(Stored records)
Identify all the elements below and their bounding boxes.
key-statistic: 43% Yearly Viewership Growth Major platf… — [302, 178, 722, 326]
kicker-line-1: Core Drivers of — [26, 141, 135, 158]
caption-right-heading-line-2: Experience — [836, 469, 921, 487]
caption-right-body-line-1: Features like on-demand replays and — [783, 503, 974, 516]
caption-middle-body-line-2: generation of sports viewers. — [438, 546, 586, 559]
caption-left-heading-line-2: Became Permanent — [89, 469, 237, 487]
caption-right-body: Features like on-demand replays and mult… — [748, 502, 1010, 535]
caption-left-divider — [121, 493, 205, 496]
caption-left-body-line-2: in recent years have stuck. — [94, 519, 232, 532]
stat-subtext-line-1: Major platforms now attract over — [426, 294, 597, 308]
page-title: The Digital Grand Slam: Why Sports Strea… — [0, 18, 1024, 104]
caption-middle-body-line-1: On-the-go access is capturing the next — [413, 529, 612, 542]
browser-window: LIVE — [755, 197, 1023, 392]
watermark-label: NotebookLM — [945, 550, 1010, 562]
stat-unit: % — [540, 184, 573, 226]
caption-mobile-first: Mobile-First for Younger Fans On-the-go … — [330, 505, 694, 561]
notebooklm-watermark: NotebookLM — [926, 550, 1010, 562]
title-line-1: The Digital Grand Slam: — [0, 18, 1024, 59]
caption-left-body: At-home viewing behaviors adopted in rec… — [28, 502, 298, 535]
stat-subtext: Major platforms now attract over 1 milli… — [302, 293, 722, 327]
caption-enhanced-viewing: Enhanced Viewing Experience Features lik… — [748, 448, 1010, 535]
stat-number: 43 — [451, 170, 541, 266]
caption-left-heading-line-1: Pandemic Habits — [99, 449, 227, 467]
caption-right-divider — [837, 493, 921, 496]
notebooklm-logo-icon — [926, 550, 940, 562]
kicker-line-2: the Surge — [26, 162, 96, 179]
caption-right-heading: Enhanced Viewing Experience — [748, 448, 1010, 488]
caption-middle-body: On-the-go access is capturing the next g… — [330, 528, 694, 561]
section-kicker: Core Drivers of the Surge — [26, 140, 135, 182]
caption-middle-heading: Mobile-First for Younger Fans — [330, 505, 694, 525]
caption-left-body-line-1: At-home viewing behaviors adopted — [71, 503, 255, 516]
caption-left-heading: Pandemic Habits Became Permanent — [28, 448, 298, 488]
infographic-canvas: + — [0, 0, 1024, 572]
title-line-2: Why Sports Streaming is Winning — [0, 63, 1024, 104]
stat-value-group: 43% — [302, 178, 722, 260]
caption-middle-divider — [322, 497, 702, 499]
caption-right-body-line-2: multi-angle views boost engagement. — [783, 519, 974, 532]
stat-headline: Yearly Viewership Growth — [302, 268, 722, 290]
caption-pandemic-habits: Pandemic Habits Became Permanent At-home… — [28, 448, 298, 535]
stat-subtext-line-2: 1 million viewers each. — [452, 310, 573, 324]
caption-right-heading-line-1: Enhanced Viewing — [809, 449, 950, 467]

(Exercise brief)
Please retype every line of the material above, keeping each character unchanged.

(Problem solution)
Identify all the elements below and their bounding boxes.
key-statistic: 43% Yearly Viewership Growth Major platf… — [302, 178, 722, 326]
kicker-line-1: Core Drivers of — [26, 141, 135, 158]
caption-right-heading-line-2: Experience — [836, 469, 921, 487]
caption-right-body-line-1: Features like on-demand replays and — [783, 503, 974, 516]
caption-middle-body-line-2: generation of sports viewers. — [438, 546, 586, 559]
caption-left-heading-line-2: Became Permanent — [89, 469, 237, 487]
caption-right-body: Features like on-demand replays and mult… — [748, 502, 1010, 535]
caption-left-divider — [121, 493, 205, 496]
caption-left-body-line-2: in recent years have stuck. — [94, 519, 232, 532]
stat-subtext-line-1: Major platforms now attract over — [426, 294, 597, 308]
page-title: The Digital Grand Slam: Why Sports Strea… — [0, 18, 1024, 104]
caption-middle-body-line-1: On-the-go access is capturing the next — [413, 529, 612, 542]
browser-window: LIVE — [755, 197, 1023, 392]
watermark-label: NotebookLM — [945, 550, 1010, 562]
stat-unit: % — [540, 184, 573, 226]
caption-mobile-first: Mobile-First for Younger Fans On-the-go … — [330, 505, 694, 561]
notebooklm-watermark: NotebookLM — [926, 550, 1010, 562]
title-line-1: The Digital Grand Slam: — [0, 18, 1024, 59]
caption-left-body: At-home viewing behaviors adopted in rec… — [28, 502, 298, 535]
stat-subtext: Major platforms now attract over 1 milli… — [302, 293, 722, 327]
caption-enhanced-viewing: Enhanced Viewing Experience Features lik… — [748, 448, 1010, 535]
stat-number: 43 — [451, 170, 541, 266]
caption-left-heading-line-1: Pandemic Habits — [99, 449, 227, 467]
caption-right-divider — [837, 493, 921, 496]
notebooklm-logo-icon — [926, 550, 940, 562]
kicker-line-2: the Surge — [26, 162, 96, 179]
caption-right-heading: Enhanced Viewing Experience — [748, 448, 1010, 488]
caption-middle-body: On-the-go access is capturing the next g… — [330, 528, 694, 561]
section-kicker: Core Drivers of the Surge — [26, 140, 135, 182]
caption-middle-heading: Mobile-First for Younger Fans — [330, 505, 694, 525]
caption-left-body-line-1: At-home viewing behaviors adopted — [71, 503, 255, 516]
caption-left-heading: Pandemic Habits Became Permanent — [28, 448, 298, 488]
infographic-canvas: + — [0, 0, 1024, 572]
title-line-2: Why Sports Streaming is Winning — [0, 63, 1024, 104]
stat-value-group: 43% — [302, 178, 722, 260]
caption-middle-divider — [322, 497, 702, 499]
caption-right-body-line-2: multi-angle views boost engagement. — [783, 519, 974, 532]
stat-headline: Yearly Viewership Growth — [302, 268, 722, 290]
caption-pandemic-habits: Pandemic Habits Became Permanent At-home… — [28, 448, 298, 535]
stat-subtext-line-2: 1 million viewers each. — [452, 310, 573, 324]
caption-right-heading-line-1: Enhanced Viewing — [809, 449, 950, 467]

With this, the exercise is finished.